Requirement: Read the data and repeat all of it exactly.

Rows:
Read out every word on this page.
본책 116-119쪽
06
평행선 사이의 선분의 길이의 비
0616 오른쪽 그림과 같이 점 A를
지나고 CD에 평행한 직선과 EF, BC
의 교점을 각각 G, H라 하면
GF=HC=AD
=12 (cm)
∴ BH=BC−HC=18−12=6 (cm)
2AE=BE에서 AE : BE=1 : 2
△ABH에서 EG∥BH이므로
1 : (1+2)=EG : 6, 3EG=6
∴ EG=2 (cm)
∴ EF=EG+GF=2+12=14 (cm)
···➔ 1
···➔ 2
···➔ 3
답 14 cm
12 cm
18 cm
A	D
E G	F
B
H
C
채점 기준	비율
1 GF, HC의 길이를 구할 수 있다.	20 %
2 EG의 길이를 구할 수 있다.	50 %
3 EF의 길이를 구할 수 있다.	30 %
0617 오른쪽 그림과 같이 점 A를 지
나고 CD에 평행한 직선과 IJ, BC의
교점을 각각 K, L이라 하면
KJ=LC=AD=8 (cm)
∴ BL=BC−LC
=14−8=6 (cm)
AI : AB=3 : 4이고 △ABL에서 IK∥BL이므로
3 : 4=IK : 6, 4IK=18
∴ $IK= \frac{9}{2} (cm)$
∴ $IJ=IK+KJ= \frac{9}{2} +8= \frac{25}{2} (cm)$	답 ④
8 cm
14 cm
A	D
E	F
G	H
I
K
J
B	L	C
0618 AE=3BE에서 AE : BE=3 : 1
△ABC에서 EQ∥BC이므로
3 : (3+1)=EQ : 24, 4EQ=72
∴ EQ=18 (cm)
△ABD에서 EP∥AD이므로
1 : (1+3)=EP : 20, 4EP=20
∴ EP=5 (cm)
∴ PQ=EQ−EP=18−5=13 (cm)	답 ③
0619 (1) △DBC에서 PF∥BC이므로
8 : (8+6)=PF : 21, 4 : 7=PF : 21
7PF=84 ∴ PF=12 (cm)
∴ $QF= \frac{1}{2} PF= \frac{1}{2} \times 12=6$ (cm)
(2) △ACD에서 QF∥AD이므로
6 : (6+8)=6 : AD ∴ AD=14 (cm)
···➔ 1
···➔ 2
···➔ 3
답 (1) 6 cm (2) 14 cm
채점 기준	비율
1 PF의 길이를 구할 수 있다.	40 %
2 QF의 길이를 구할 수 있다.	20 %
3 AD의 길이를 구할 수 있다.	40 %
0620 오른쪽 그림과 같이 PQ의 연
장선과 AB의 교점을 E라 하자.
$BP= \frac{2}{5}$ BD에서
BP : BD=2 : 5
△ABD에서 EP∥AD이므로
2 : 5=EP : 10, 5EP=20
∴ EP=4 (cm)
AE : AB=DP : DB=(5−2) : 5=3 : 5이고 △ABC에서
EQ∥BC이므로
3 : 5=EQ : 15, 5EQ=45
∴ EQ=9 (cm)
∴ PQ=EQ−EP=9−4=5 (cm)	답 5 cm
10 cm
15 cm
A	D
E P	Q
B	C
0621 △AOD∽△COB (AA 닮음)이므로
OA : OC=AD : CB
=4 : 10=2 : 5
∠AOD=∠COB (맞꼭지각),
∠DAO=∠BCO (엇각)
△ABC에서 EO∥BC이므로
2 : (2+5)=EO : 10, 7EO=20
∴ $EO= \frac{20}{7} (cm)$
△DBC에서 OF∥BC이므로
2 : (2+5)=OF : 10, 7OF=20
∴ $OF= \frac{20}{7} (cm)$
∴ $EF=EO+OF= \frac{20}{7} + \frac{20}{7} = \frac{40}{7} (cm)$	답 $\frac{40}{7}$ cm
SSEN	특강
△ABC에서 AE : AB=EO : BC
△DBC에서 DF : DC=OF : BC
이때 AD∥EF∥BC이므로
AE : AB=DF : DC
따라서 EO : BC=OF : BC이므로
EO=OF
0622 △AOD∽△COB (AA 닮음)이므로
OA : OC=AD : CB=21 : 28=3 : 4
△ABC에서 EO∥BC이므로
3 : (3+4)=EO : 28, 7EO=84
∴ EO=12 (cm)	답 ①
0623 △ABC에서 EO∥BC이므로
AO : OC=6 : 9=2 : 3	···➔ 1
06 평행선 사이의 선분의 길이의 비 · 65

Written solution:
Read out every word on this page.
본책 116-119쪽
06
평행선 사이의 선분의 길이의 비
0616 오른쪽 그림과 같이 점 A를
지나고 CD에 평행한 직선과 EF, BC
의 교점을 각각 G, H라 하면
GF=HC=AD
=12 (cm)
∴ BH=BC−HC=18−12=6 (cm)
2AE=BE에서 AE : BE=1 : 2
△ABH에서 EG∥BH이므로
1 : (1+2)=EG : 6, 3EG=6
∴ EG=2 (cm)
∴ EF=EG+GF=2+12=14 (cm)
···➔ 1
···➔ 2
···➔ 3
답 14 cm
12 cm
18 cm
A	D
E G	F
B
H
C
채점 기준	비율
1 GF, HC의 길이를 구할 수 있다.	20 %
2 EG의 길이를 구할 수 있다.	50 %
3 EF의 길이를 구할 수 있다.	30 %
0617 오른쪽 그림과 같이 점 A를 지
나고 CD에 평행한 직선과 IJ, BC의
교점을 각각 K, L이라 하면
KJ=LC=AD=8 (cm)
∴ BL=BC−LC
=14−8=6 (cm)
AI : AB=3 : 4이고 △ABL에서 IK∥BL이므로
3 : 4=IK : 6, 4IK=18
∴ $IK= \frac{9}{2} (cm)$
∴ $IJ=IK+KJ= \frac{9}{2} +8= \frac{25}{2} (cm)$	답 ④
8 cm
14 cm
A	D
E	F
G	H
I
K
J
B	L	C
0618 AE=3BE에서 AE : BE=3 : 1
△ABC에서 EQ∥BC이므로
3 : (3+1)=EQ : 24, 4EQ=72
∴ EQ=18 (cm)
△ABD에서 EP∥AD이므로
1 : (1+3)=EP : 20, 4EP=20
∴ EP=5 (cm)
∴ PQ=EQ−EP=18−5=13 (cm)	답 ③
0619 (1) △DBC에서 PF∥BC이므로
8 : (8+6)=PF : 21, 4 : 7=PF : 21
7PF=84 ∴ PF=12 (cm)
∴ $QF= \frac{1}{2} PF= \frac{1}{2} \times 12=6$ (cm)
(2) △ACD에서 QF∥AD이므로
6 : (6+8)=6 : AD ∴ AD=14 (cm)
···➔ 1
···➔ 2
···➔ 3
답 (1) 6 cm (2) 14 cm
채점 기준	비율
1 PF의 길이를 구할 수 있다.	40 %
2 QF의 길이를 구할 수 있다.	20 %
3 AD의 길이를 구할 수 있다.	40 %
0620 오른쪽 그림과 같이 PQ의 연
장선과 AB의 교점을 E라 하자.
$BP= \frac{2}{5}$ BD에서
BP : BD=2 : 5
△ABD에서 EP∥AD이므로
2 : 5=EP : 10, 5EP=20
∴ EP=4 (cm)
AE : AB=DP : DB=(5−2) : 5=3 : 5이고 △ABC에서
EQ∥BC이므로
3 : 5=EQ : 15, 5EQ=45
∴ EQ=9 (cm)
∴ PQ=EQ−EP=9−4=5 (cm)	답 5 cm
10 cm
15 cm
A	D
E P	Q
B	C
0621 △AOD∽△COB (AA 닮음)이므로
OA : OC=AD : CB
=4 : 10=2 : 5
∠AOD=∠COB (맞꼭지각),
∠DAO=∠BCO (엇각)
△ABC에서 EO∥BC이므로
2 : (2+5)=EO : 10, 7EO=20
∴ $EO= \frac{20}{7} (cm)$
△DBC에서 OF∥BC이므로
2 : (2+5)=OF : 10, 7OF=20
∴ $OF= \frac{20}{7} (cm)$
∴ $EF=EO+OF= \frac{20}{7} + \frac{20}{7} = \frac{40}{7} (cm)$	답 $\frac{40}{7}$ cm
SSEN	특강
△ABC에서 AE : AB=EO : BC
△DBC에서 DF : DC=OF : BC
이때 AD∥EF∥BC이므로
AE : AB=DF : DC
따라서 EO : BC=OF : BC이므로
EO=OF
0622 △AOD∽△COB (AA 닮음)이므로
OA : OC=AD : CB=21 : 28=3 : 4
△ABC에서 EO∥BC이므로
3 : (3+4)=EO : 28, 7EO=84
∴ EO=12 (cm)	답 ①
0623 △ABC에서 EO∥BC이므로
AO : OC=6 : 9=2 : 3	···➔ 1
06 평행선 사이의 선분의 길이의 비 · 65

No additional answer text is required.